Directions:
Read the entries below and pull out each line with the string "name".

Working data:
• • •

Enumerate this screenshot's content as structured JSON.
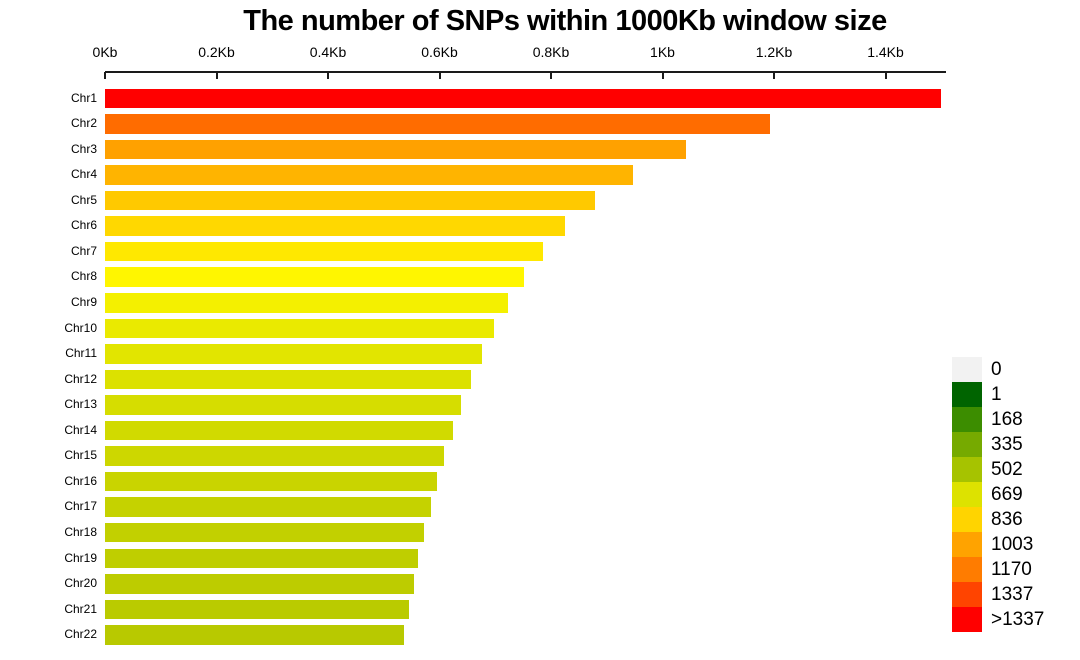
{
  "chart_data": {
    "type": "bar",
    "orientation": "horizontal",
    "title": "The number of SNPs within 1000Kb window size",
    "x_axis": {
      "position": "top",
      "unit": "Kb",
      "range": [
        0,
        1.507
      ],
      "tick_values": [
        0,
        0.2,
        0.4,
        0.6,
        0.8,
        1.0,
        1.2,
        1.4
      ],
      "tick_labels": [
        "0Kb",
        "0.2Kb",
        "0.4Kb",
        "0.6Kb",
        "0.8Kb",
        "1Kb",
        "1.2Kb",
        "1.4Kb"
      ]
    },
    "categories": [
      "Chr1",
      "Chr2",
      "Chr3",
      "Chr4",
      "Chr5",
      "Chr6",
      "Chr7",
      "Chr8",
      "Chr9",
      "Chr10",
      "Chr11",
      "Chr12",
      "Chr13",
      "Chr14",
      "Chr15",
      "Chr16",
      "Chr17",
      "Chr18",
      "Chr19",
      "Chr20",
      "Chr21",
      "Chr22"
    ],
    "values": [
      1.5,
      1.193,
      1.042,
      0.947,
      0.879,
      0.825,
      0.786,
      0.752,
      0.722,
      0.698,
      0.676,
      0.656,
      0.638,
      0.624,
      0.608,
      0.596,
      0.585,
      0.572,
      0.561,
      0.554,
      0.545,
      0.536
    ],
    "bar_colors": [
      "#ff0000",
      "#ff6c00",
      "#ffa100",
      "#ffb400",
      "#ffc900",
      "#ffd800",
      "#ffe800",
      "#fff600",
      "#f4f000",
      "#eaea00",
      "#e2e500",
      "#dce100",
      "#d6dd00",
      "#d1da00",
      "#cdd700",
      "#c9d400",
      "#c5d200",
      "#c2d000",
      "#bfce00",
      "#bdcc00",
      "#bacb00",
      "#b8c900"
    ],
    "grid": false,
    "legend": {
      "position": "right",
      "entries": [
        {
          "label": "0",
          "color": "#f2f2f2"
        },
        {
          "label": "1",
          "color": "#006400"
        },
        {
          "label": "168",
          "color": "#3c8d00"
        },
        {
          "label": "335",
          "color": "#76aa00"
        },
        {
          "label": "502",
          "color": "#a6c300"
        },
        {
          "label": "669",
          "color": "#dde200"
        },
        {
          "label": "836",
          "color": "#ffd400"
        },
        {
          "label": "1003",
          "color": "#ffa300"
        },
        {
          "label": "1170",
          "color": "#ff7c00"
        },
        {
          "label": "1337",
          "color": "#ff4400"
        },
        {
          "label": ">1337",
          "color": "#ff0000"
        }
      ]
    }
  }
}
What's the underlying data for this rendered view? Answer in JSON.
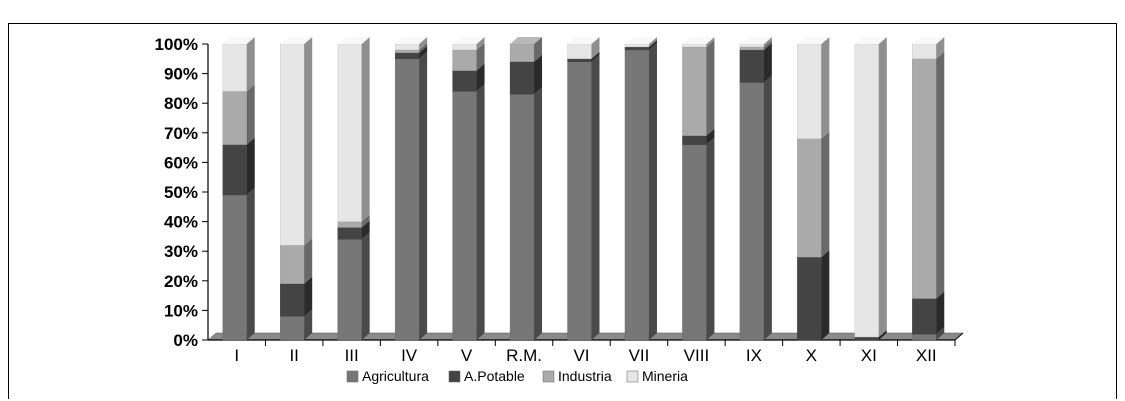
{
  "header": {
    "title_fragment": ""
  },
  "chart_data": {
    "type": "bar",
    "stacked": true,
    "percent_stacked": true,
    "three_d": true,
    "categories": [
      "I",
      "II",
      "III",
      "IV",
      "V",
      "R.M.",
      "VI",
      "VII",
      "VIII",
      "IX",
      "X",
      "XI",
      "XII"
    ],
    "series": [
      {
        "name": "Agricultura",
        "color": "#777777",
        "values": [
          49,
          8,
          34,
          95,
          84,
          83,
          94,
          98,
          66,
          87,
          0,
          0,
          2
        ]
      },
      {
        "name": "A.Potable",
        "color": "#444444",
        "values": [
          17,
          11,
          4,
          2,
          7,
          11,
          1,
          1,
          3,
          11,
          28,
          1,
          12
        ]
      },
      {
        "name": "Industria",
        "color": "#aaaaaa",
        "values": [
          18,
          13,
          2,
          1,
          7,
          6,
          0,
          0,
          30,
          1,
          40,
          0,
          81
        ]
      },
      {
        "name": "Mineria",
        "color": "#e6e6e6",
        "values": [
          16,
          68,
          60,
          2,
          2,
          0,
          5,
          1,
          1,
          1,
          32,
          99,
          5
        ]
      }
    ],
    "y_ticks": [
      "0%",
      "10%",
      "20%",
      "30%",
      "40%",
      "50%",
      "60%",
      "70%",
      "80%",
      "90%",
      "100%"
    ],
    "ylim": [
      0,
      100
    ],
    "grid": false,
    "legend_position": "bottom",
    "title": "",
    "xlabel": "",
    "ylabel": ""
  }
}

• • •

Response to this exercise:
        "name": "Agricultura",
        "name": "A.Potable",
        "name": "Industria",
        "name": "Mineria",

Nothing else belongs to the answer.